= JOB =
Print the records below word for word, but leave out the pictures.

= RECORDS SUPPLIED =
◆ ◆ ◆

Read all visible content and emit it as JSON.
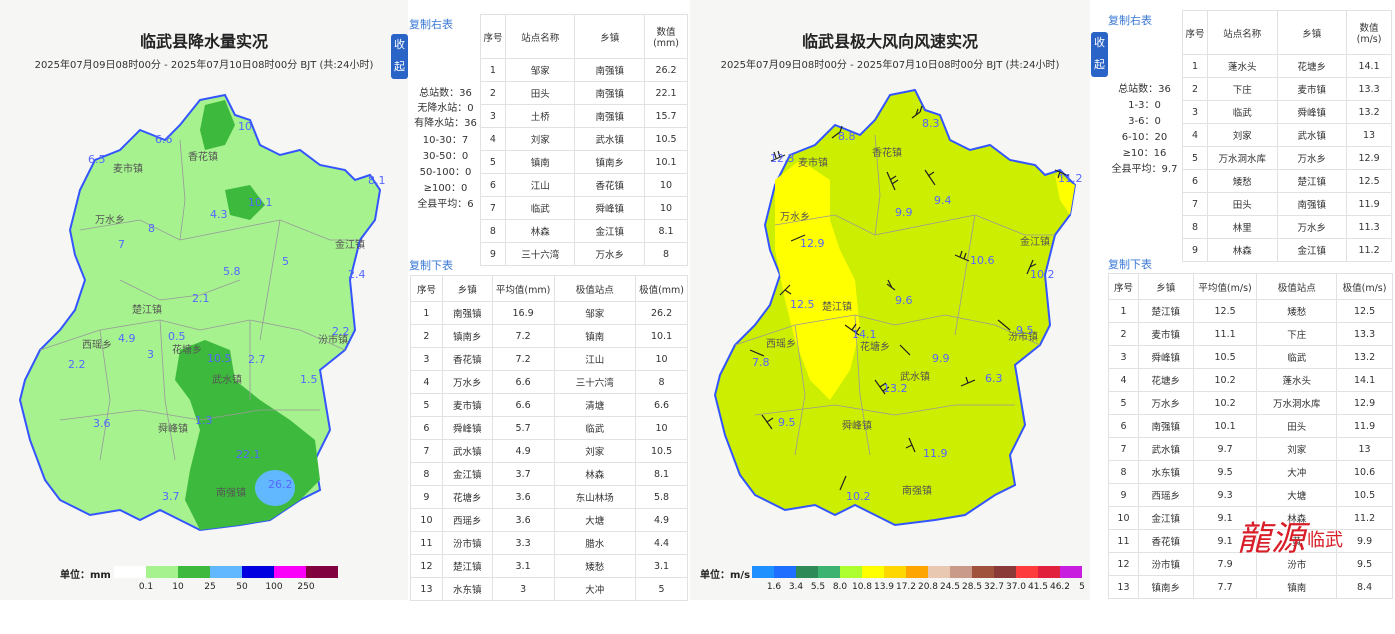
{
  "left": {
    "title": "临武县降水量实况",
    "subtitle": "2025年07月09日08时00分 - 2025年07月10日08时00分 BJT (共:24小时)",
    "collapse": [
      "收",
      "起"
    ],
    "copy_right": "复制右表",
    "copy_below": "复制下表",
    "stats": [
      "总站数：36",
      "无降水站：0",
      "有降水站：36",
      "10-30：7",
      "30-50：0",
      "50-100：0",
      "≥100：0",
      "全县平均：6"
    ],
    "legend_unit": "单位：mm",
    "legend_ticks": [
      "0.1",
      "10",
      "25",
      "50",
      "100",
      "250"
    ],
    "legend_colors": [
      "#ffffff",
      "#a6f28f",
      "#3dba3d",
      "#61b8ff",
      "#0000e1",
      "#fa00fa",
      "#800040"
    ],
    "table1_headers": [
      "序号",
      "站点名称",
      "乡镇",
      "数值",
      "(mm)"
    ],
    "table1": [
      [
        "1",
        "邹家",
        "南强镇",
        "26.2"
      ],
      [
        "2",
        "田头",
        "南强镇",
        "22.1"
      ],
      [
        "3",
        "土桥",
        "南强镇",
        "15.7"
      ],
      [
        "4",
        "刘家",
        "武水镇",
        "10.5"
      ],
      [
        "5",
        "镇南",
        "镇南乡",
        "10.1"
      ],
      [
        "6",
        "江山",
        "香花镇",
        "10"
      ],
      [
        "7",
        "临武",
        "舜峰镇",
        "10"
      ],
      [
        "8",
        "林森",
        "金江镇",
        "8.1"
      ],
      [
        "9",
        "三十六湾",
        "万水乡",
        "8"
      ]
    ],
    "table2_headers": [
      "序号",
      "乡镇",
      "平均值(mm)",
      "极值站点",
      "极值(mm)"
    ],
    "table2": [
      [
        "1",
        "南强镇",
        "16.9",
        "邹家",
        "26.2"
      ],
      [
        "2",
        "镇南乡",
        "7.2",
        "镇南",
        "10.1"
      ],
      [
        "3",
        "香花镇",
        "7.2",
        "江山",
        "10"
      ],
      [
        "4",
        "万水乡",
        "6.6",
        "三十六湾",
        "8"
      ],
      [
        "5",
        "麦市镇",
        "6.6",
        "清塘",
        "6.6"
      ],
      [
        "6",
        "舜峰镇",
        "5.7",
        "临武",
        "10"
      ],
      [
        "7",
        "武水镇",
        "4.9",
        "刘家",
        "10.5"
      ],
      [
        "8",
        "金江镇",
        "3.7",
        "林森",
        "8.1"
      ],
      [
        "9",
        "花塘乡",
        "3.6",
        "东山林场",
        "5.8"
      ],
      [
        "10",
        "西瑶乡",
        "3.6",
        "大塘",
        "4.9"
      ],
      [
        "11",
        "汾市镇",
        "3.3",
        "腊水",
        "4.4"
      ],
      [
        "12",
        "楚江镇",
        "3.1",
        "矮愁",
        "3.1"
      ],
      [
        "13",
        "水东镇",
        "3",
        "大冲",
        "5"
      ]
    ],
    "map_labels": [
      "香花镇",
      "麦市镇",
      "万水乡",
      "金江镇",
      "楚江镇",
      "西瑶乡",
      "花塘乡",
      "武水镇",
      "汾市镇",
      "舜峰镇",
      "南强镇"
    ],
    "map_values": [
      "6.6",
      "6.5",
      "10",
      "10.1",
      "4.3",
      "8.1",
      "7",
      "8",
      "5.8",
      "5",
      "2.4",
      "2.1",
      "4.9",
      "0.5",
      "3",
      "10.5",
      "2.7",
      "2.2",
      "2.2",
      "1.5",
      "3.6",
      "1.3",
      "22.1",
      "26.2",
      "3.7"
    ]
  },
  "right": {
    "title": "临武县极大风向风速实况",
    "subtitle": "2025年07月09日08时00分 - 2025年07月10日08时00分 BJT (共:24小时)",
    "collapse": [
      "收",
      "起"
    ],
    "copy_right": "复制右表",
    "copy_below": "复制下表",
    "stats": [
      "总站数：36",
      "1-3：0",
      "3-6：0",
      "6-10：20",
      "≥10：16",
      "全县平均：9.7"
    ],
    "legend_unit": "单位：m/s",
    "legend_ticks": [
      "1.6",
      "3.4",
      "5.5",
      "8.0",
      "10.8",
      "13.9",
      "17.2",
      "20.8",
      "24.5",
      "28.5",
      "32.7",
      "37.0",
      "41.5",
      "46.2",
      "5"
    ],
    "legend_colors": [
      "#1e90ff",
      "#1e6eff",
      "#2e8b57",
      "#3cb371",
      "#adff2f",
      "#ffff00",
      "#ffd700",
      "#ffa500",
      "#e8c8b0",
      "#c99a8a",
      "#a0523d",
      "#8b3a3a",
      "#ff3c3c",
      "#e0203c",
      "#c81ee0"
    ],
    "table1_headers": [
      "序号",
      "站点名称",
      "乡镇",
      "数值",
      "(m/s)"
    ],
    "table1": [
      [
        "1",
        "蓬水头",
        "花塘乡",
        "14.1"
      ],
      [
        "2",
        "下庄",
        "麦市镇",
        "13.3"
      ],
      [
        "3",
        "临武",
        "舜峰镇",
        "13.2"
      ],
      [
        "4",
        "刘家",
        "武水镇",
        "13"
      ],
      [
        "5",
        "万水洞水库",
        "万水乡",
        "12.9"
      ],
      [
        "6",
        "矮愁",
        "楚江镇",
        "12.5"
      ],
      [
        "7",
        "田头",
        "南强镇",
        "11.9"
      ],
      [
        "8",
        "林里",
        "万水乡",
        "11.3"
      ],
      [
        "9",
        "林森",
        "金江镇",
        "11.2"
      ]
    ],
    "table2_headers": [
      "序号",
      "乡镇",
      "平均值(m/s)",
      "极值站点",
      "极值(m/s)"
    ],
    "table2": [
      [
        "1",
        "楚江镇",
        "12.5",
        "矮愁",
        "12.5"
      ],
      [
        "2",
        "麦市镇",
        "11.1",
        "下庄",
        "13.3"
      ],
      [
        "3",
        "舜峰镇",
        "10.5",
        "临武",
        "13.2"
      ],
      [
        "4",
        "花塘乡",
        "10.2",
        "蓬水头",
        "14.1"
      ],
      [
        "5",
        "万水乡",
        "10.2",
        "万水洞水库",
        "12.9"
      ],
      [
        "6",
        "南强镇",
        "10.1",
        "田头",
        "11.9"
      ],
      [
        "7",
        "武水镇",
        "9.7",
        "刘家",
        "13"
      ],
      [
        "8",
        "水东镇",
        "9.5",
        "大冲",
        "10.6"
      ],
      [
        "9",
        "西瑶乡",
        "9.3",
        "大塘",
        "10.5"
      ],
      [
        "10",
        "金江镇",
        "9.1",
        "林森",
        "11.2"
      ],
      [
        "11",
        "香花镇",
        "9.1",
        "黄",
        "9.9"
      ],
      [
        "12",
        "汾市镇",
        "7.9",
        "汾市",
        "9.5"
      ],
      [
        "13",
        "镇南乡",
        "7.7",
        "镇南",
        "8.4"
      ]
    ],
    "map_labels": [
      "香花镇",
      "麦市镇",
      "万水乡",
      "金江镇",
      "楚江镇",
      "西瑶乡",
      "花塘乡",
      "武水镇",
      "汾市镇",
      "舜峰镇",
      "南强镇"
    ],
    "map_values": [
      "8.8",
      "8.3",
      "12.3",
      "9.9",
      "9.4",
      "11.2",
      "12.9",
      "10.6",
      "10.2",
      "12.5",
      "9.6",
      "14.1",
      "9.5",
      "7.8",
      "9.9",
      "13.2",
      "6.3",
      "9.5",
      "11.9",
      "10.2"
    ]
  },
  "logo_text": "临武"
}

◆ ◆ ◆

= FINAL RESULT =
Read all visible content and emit it as JSON.
{
  "left": {
    "title": "临武县降水量实况",
    "subtitle": "2025年07月09日08时00分 - 2025年07月10日08时00分 BJT (共:24小时)",
    "collapse": [
      "收",
      "起"
    ],
    "copy_right": "复制右表",
    "copy_below": "复制下表",
    "stats": [
      "总站数：36",
      "无降水站：0",
      "有降水站：36",
      "10-30：7",
      "30-50：0",
      "50-100：0",
      "≥100：0",
      "全县平均：6"
    ],
    "legend_unit": "单位：mm",
    "legend_ticks": [
      "0.1",
      "10",
      "25",
      "50",
      "100",
      "250"
    ],
    "legend_colors": [
      "#ffffff",
      "#a6f28f",
      "#3dba3d",
      "#61b8ff",
      "#0000e1",
      "#fa00fa",
      "#800040"
    ],
    "table1_headers": [
      "序号",
      "站点名称",
      "乡镇",
      "数值",
      "(mm)"
    ],
    "table1": [
      [
        "1",
        "邹家",
        "南强镇",
        "26.2"
      ],
      [
        "2",
        "田头",
        "南强镇",
        "22.1"
      ],
      [
        "3",
        "土桥",
        "南强镇",
        "15.7"
      ],
      [
        "4",
        "刘家",
        "武水镇",
        "10.5"
      ],
      [
        "5",
        "镇南",
        "镇南乡",
        "10.1"
      ],
      [
        "6",
        "江山",
        "香花镇",
        "10"
      ],
      [
        "7",
        "临武",
        "舜峰镇",
        "10"
      ],
      [
        "8",
        "林森",
        "金江镇",
        "8.1"
      ],
      [
        "9",
        "三十六湾",
        "万水乡",
        "8"
      ]
    ],
    "table2_headers": [
      "序号",
      "乡镇",
      "平均值(mm)",
      "极值站点",
      "极值(mm)"
    ],
    "table2": [
      [
        "1",
        "南强镇",
        "16.9",
        "邹家",
        "26.2"
      ],
      [
        "2",
        "镇南乡",
        "7.2",
        "镇南",
        "10.1"
      ],
      [
        "3",
        "香花镇",
        "7.2",
        "江山",
        "10"
      ],
      [
        "4",
        "万水乡",
        "6.6",
        "三十六湾",
        "8"
      ],
      [
        "5",
        "麦市镇",
        "6.6",
        "清塘",
        "6.6"
      ],
      [
        "6",
        "舜峰镇",
        "5.7",
        "临武",
        "10"
      ],
      [
        "7",
        "武水镇",
        "4.9",
        "刘家",
        "10.5"
      ],
      [
        "8",
        "金江镇",
        "3.7",
        "林森",
        "8.1"
      ],
      [
        "9",
        "花塘乡",
        "3.6",
        "东山林场",
        "5.8"
      ],
      [
        "10",
        "西瑶乡",
        "3.6",
        "大塘",
        "4.9"
      ],
      [
        "11",
        "汾市镇",
        "3.3",
        "腊水",
        "4.4"
      ],
      [
        "12",
        "楚江镇",
        "3.1",
        "矮愁",
        "3.1"
      ],
      [
        "13",
        "水东镇",
        "3",
        "大冲",
        "5"
      ]
    ],
    "map_labels": [
      "香花镇",
      "麦市镇",
      "万水乡",
      "金江镇",
      "楚江镇",
      "西瑶乡",
      "花塘乡",
      "武水镇",
      "汾市镇",
      "舜峰镇",
      "南强镇"
    ],
    "map_values": [
      "6.6",
      "6.5",
      "10",
      "10.1",
      "4.3",
      "8.1",
      "7",
      "8",
      "5.8",
      "5",
      "2.4",
      "2.1",
      "4.9",
      "0.5",
      "3",
      "10.5",
      "2.7",
      "2.2",
      "2.2",
      "1.5",
      "3.6",
      "1.3",
      "22.1",
      "26.2",
      "3.7"
    ]
  },
  "right": {
    "title": "临武县极大风向风速实况",
    "subtitle": "2025年07月09日08时00分 - 2025年07月10日08时00分 BJT (共:24小时)",
    "collapse": [
      "收",
      "起"
    ],
    "copy_right": "复制右表",
    "copy_below": "复制下表",
    "stats": [
      "总站数：36",
      "1-3：0",
      "3-6：0",
      "6-10：20",
      "≥10：16",
      "全县平均：9.7"
    ],
    "legend_unit": "单位：m/s",
    "legend_ticks": [
      "1.6",
      "3.4",
      "5.5",
      "8.0",
      "10.8",
      "13.9",
      "17.2",
      "20.8",
      "24.5",
      "28.5",
      "32.7",
      "37.0",
      "41.5",
      "46.2",
      "5"
    ],
    "legend_colors": [
      "#1e90ff",
      "#1e6eff",
      "#2e8b57",
      "#3cb371",
      "#adff2f",
      "#ffff00",
      "#ffd700",
      "#ffa500",
      "#e8c8b0",
      "#c99a8a",
      "#a0523d",
      "#8b3a3a",
      "#ff3c3c",
      "#e0203c",
      "#c81ee0"
    ],
    "table1_headers": [
      "序号",
      "站点名称",
      "乡镇",
      "数值",
      "(m/s)"
    ],
    "table1": [
      [
        "1",
        "蓬水头",
        "花塘乡",
        "14.1"
      ],
      [
        "2",
        "下庄",
        "麦市镇",
        "13.3"
      ],
      [
        "3",
        "临武",
        "舜峰镇",
        "13.2"
      ],
      [
        "4",
        "刘家",
        "武水镇",
        "13"
      ],
      [
        "5",
        "万水洞水库",
        "万水乡",
        "12.9"
      ],
      [
        "6",
        "矮愁",
        "楚江镇",
        "12.5"
      ],
      [
        "7",
        "田头",
        "南强镇",
        "11.9"
      ],
      [
        "8",
        "林里",
        "万水乡",
        "11.3"
      ],
      [
        "9",
        "林森",
        "金江镇",
        "11.2"
      ]
    ],
    "table2_headers": [
      "序号",
      "乡镇",
      "平均值(m/s)",
      "极值站点",
      "极值(m/s)"
    ],
    "table2": [
      [
        "1",
        "楚江镇",
        "12.5",
        "矮愁",
        "12.5"
      ],
      [
        "2",
        "麦市镇",
        "11.1",
        "下庄",
        "13.3"
      ],
      [
        "3",
        "舜峰镇",
        "10.5",
        "临武",
        "13.2"
      ],
      [
        "4",
        "花塘乡",
        "10.2",
        "蓬水头",
        "14.1"
      ],
      [
        "5",
        "万水乡",
        "10.2",
        "万水洞水库",
        "12.9"
      ],
      [
        "6",
        "南强镇",
        "10.1",
        "田头",
        "11.9"
      ],
      [
        "7",
        "武水镇",
        "9.7",
        "刘家",
        "13"
      ],
      [
        "8",
        "水东镇",
        "9.5",
        "大冲",
        "10.6"
      ],
      [
        "9",
        "西瑶乡",
        "9.3",
        "大塘",
        "10.5"
      ],
      [
        "10",
        "金江镇",
        "9.1",
        "林森",
        "11.2"
      ],
      [
        "11",
        "香花镇",
        "9.1",
        "黄",
        "9.9"
      ],
      [
        "12",
        "汾市镇",
        "7.9",
        "汾市",
        "9.5"
      ],
      [
        "13",
        "镇南乡",
        "7.7",
        "镇南",
        "8.4"
      ]
    ],
    "map_labels": [
      "香花镇",
      "麦市镇",
      "万水乡",
      "金江镇",
      "楚江镇",
      "西瑶乡",
      "花塘乡",
      "武水镇",
      "汾市镇",
      "舜峰镇",
      "南强镇"
    ],
    "map_values": [
      "8.8",
      "8.3",
      "12.3",
      "9.9",
      "9.4",
      "11.2",
      "12.9",
      "10.6",
      "10.2",
      "12.5",
      "9.6",
      "14.1",
      "9.5",
      "7.8",
      "9.9",
      "13.2",
      "6.3",
      "9.5",
      "11.9",
      "10.2"
    ]
  },
  "logo_text": "临武"
}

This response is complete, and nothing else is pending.